Format every line of the material below as a Markdown table with the columns "Row" and "Line", numbering the rows and skipping blank lines. Leave the pictures out of the answer.

- **Records to use**
--

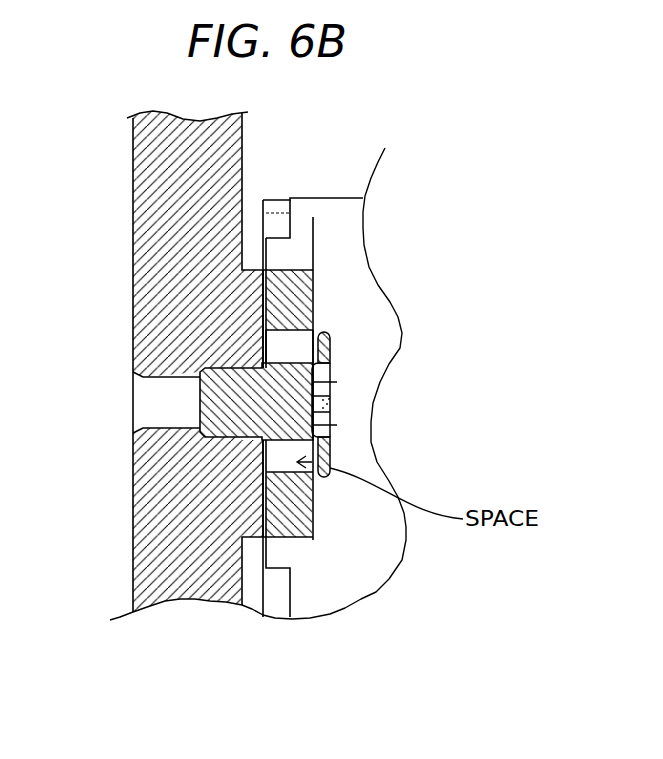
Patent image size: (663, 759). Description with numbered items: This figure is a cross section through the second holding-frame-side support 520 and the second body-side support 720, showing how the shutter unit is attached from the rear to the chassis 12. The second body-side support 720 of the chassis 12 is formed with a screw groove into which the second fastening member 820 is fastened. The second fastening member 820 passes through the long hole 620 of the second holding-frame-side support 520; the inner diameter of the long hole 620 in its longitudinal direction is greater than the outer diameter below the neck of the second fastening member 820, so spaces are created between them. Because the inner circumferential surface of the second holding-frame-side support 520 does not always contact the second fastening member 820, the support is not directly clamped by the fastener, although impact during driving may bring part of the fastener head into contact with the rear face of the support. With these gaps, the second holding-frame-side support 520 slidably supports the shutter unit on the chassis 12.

The chassis 12 is at (165, 170).
The second holding-frame-side support 520 is at (290, 507).
The long hole 620 is at (283, 345).
The second body-side support 720 is at (245, 332).
The second fastening member 820 is at (330, 344).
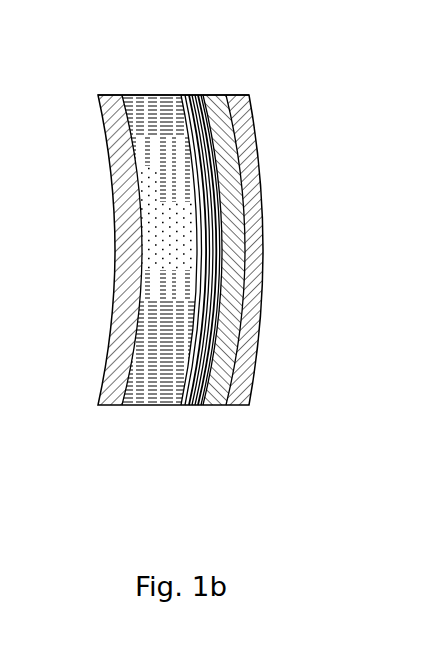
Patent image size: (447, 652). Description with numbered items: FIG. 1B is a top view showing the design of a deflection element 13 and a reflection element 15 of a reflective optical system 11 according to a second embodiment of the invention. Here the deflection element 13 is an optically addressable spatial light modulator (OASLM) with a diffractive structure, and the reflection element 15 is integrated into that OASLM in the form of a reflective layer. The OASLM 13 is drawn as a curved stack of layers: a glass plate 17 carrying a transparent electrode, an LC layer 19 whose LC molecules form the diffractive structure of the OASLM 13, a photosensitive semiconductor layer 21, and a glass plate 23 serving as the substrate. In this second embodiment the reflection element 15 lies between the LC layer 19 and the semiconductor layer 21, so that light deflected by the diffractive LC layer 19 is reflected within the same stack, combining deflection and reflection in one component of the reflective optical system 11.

The reflective optical system 11 is at (180, 205).
The deflection element 13 is at (158, 72).
The reflection element 15 is at (190, 405).
The glass plate 17 is at (110, 405).
The LC layer 19 is at (152, 405).
The photosensitive semiconductor layer 21 is at (207, 405).
The glass plate 23 is at (235, 405).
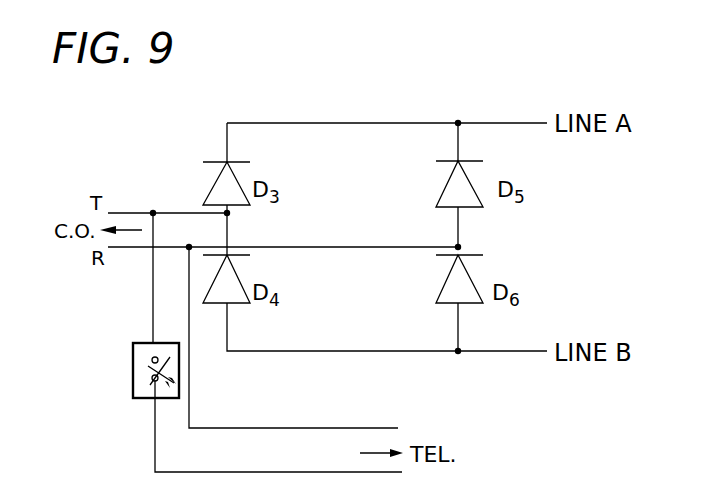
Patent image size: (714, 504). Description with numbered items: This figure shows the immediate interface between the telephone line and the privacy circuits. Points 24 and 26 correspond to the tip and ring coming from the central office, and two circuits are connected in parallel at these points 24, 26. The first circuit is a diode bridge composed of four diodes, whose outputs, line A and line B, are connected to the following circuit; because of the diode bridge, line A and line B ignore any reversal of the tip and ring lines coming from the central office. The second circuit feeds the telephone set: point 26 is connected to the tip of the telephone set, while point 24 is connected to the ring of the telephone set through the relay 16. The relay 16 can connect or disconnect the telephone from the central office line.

The relay 16 is at (133, 394).
The tip point 24 is at (153, 212).
The ring point 26 is at (186, 225).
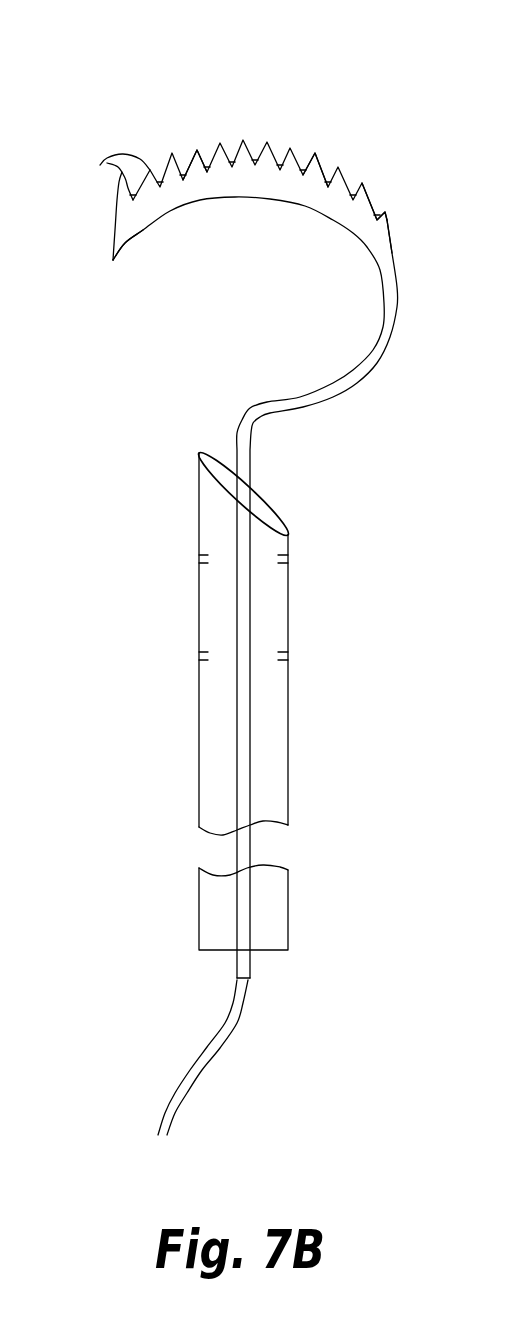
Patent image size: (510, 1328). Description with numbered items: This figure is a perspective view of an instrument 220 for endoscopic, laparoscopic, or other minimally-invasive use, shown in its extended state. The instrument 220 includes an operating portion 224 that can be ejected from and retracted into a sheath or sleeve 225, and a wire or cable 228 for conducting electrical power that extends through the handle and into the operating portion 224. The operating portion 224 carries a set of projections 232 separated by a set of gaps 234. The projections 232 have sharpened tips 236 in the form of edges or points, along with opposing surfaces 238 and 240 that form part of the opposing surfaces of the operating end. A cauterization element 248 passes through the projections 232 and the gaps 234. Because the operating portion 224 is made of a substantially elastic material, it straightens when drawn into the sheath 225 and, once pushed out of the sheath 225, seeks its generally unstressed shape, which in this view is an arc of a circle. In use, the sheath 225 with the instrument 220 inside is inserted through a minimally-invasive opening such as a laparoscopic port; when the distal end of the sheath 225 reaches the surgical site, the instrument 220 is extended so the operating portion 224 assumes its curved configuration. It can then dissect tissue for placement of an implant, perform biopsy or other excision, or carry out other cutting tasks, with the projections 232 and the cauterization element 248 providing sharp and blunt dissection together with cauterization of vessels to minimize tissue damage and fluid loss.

The instrument 220 is at (380, 425).
The operating portion 224 is at (150, 122).
The sheath 225 is at (270, 735).
The wire or cable 228 is at (203, 1062).
The projections 232 is at (100, 165).
The gaps 234 is at (279, 148).
The sharpened tips 236 is at (198, 142).
The opposing surface 238 is at (360, 228).
The opposing surface 240 is at (130, 242).
The cauterization element 248 is at (301, 150).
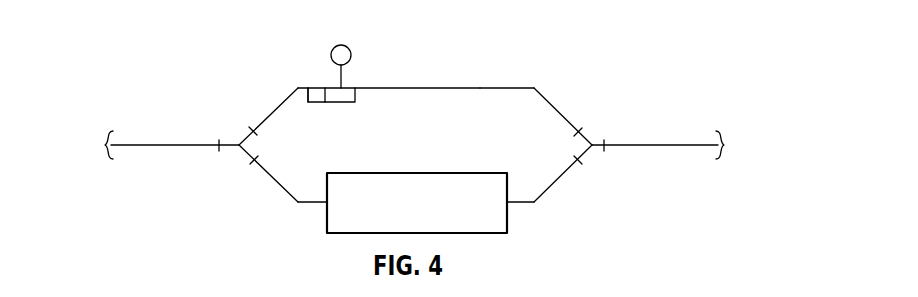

--

- **Worked solution**
| Row | Line |
|---|---|
| 1 | Patent image size: (663, 759). Description with numbered items: This figure is a cross section through the second holding-frame-side support 520 and the second body-side support 720, showing how the shutter unit is attached from the rear to the chassis 12. The second body-side support 720 of the chassis 12 is formed with a screw groove into which the second fastening member 820 is fastened. The second fastening member 820 passes through the long hole 620 of the second holding-frame-side support 520; the inner diameter of the long hole 620 in its longitudinal direction is greater than the outer diameter below the neck of the second fastening member 820, so spaces are created between them. Because the inner circumferential surface of the second holding-frame-side support 520 does not always contact the second fastening member 820, the support is not directly clamped by the fastener, although impact during driving may bring part of the fastener head into contact with the rear face of the support. With these gaps, the second holding-frame-side support 520 slidably supports the shutter unit on the chassis 12. |
| 2 | The chassis 12 is at (165, 170). |
| 3 | The second holding-frame-side support 520 is at (290, 507). |
| 4 | The long hole 620 is at (283, 345). |
| 5 | The second body-side support 720 is at (245, 332). |
| 6 | The second fastening member 820 is at (330, 344). |
| 7 | Patent image size: (447, 652). Description with numbered items: FIG. 1B is a top view showing the design of a deflection element 13 and a reflection element 15 of a reflective optical system 11 according to a second embodiment of the invention. Here the deflection element 13 is an optically addressable spatial light modulator (OASLM) with a diffractive structure, and the reflection element 15 is integrated into that OASLM in the form of a reflective layer. The OASLM 13 is drawn as a curved stack of layers: a glass plate 17 carrying a transparent electrode, an LC layer 19 whose LC molecules form the diffractive structure of the OASLM 13, a photosensitive semiconductor layer 21, and a glass plate 23 serving as the substrate. In this second embodiment the reflection element 15 lies between the LC layer 19 and the semiconductor layer 21, so that light deflected by the diffractive LC layer 19 is reflected within the same stack, combining deflection and reflection in one component of the reflective optical system 11. |
| 8 | The reflective optical system 11 is at (180, 205). |
| 9 | The deflection element 13 is at (158, 72). |
| 10 | The reflection element 15 is at (190, 405). |
| 11 | The glass plate 17 is at (110, 405). |
| 12 | The LC layer 19 is at (152, 405). |
| 13 | The photosensitive semiconductor layer 21 is at (207, 405). |
| 14 | The glass plate 23 is at (235, 405). |
| 15 | Patent image size: (714, 504). Description with numbered items: This figure shows the immediate interface between the telephone line and the privacy circuits. Points 24 and 26 correspond to the tip and ring coming from the central office, and two circuits are connected in parallel at these points 24, 26. The first circuit is a diode bridge composed of four diodes, whose outputs, line A and line B, are connected to the following circuit; because of the diode bridge, line A and line B ignore any reversal of the tip and ring lines coming from the central office. The second circuit feeds the telephone set: point 26 is connected to the tip of the telephone set, while point 24 is connected to the ring of the telephone set through the relay 16. The relay 16 can connect or disconnect the telephone from the central office line. |
| 16 | The relay 16 is at (133, 394). |
| 17 | The tip point 24 is at (153, 212). |
| 18 | The ring point 26 is at (186, 225). |
| 19 | Patent image size: (510, 1328). Description with numbered items: This figure is a perspective view of an instrument 220 for endoscopic, laparoscopic, or other minimally-invasive use, shown in its extended state. The instrument 220 includes an operating portion 224 that can be ejected from and retracted into a sheath or sleeve 225, and a wire or cable 228 for conducting electrical power that extends through the handle and into the operating portion 224. The operating portion 224 carries a set of projections 232 separated by a set of gaps 234. The projections 232 have sharpened tips 236 in the form of edges or points, along with opposing surfaces 238 and 240 that form part of the opposing surfaces of the operating end. A cauterization element 248 passes through the projections 232 and the gaps 234. Because the operating portion 224 is made of a substantially elastic material, it straightens when drawn into the sheath 225 and, once pushed out of the sheath 225, seeks its generally unstressed shape, which in this view is an arc of a circle. In use, the sheath 225 with the instrument 220 inside is inserted through a minimally-invasive opening such as a laparoscopic port; when the distal end of the sheath 225 reaches the surgical site, the instrument 220 is extended so the operating portion 224 assumes its curved configuration. It can then dissect tissue for placement of an implant, perform biopsy or other excision, or carry out other cutting tasks, with the projections 232 and the cauterization element 248 providing sharp and blunt dissection together with cauterization of vessels to minimize tissue damage and fluid loss. |
| 20 | The instrument 220 is at (380, 425). |
| 21 | The operating portion 224 is at (150, 122). |
| 22 | The sheath 225 is at (270, 735). |
| 23 | The wire or cable 228 is at (203, 1062). |
| 24 | The projections 232 is at (100, 165). |
| 25 | The gaps 234 is at (279, 148). |
| 26 | The sharpened tips 236 is at (198, 142). |
| 27 | The opposing surface 238 is at (360, 228). |
| 28 | The opposing surface 240 is at (130, 242). |
| 29 | The cauterization element 248 is at (301, 150). |